TASK BRIEF: Transcribe each record below word for word.

Dataset records:
_ _ _ _ _ _ _

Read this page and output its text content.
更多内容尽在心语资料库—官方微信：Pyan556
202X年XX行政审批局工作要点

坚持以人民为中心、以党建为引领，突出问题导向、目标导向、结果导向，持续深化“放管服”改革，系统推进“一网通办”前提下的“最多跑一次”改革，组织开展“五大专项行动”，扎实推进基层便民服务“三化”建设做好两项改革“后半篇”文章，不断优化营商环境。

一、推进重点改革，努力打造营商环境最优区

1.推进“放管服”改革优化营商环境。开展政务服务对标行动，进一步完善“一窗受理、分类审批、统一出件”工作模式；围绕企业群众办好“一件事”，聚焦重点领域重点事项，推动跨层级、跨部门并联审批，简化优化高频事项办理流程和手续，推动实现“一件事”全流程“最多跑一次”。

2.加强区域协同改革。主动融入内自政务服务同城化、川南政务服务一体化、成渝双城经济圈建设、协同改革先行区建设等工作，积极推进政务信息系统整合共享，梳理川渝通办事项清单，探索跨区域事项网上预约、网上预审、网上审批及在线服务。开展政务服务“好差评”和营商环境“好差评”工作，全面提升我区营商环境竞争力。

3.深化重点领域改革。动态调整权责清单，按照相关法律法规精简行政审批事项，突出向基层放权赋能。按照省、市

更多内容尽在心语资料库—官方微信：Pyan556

_ _ _ _ _ _ _

EXERCISE OUTPUT:
Read this page and output its text content.
更多内容尽在心语资料库—官方微信：Pyan556
202X年XX行政审批局工作要点

坚持以人民为中心、以党建为引领，突出问题导向、目标导向、结果导向，持续深化“放管服”改革，系统推进“一网通办”前提下的“最多跑一次”改革，组织开展“五大专项行动”，扎实推进基层便民服务“三化”建设做好两项改革“后半篇”文章，不断优化营商环境。

一、推进重点改革，努力打造营商环境最优区

1.推进“放管服”改革优化营商环境。开展政务服务对标行动，进一步完善“一窗受理、分类审批、统一出件”工作模式；围绕企业群众办好“一件事”，聚焦重点领域重点事项，推动跨层级、跨部门并联审批，简化优化高频事项办理流程和手续，推动实现“一件事”全流程“最多跑一次”。

2.加强区域协同改革。主动融入内自政务服务同城化、川南政务服务一体化、成渝双城经济圈建设、协同改革先行区建设等工作，积极推进政务信息系统整合共享，梳理川渝通办事项清单，探索跨区域事项网上预约、网上预审、网上审批及在线服务。开展政务服务“好差评”和营商环境“好差评”工作，全面提升我区营商环境竞争力。

3.深化重点领域改革。动态调整权责清单，按照相关法律法规精简行政审批事项，突出向基层放权赋能。按照省、市

更多内容尽在心语资料库—官方微信：Pyan556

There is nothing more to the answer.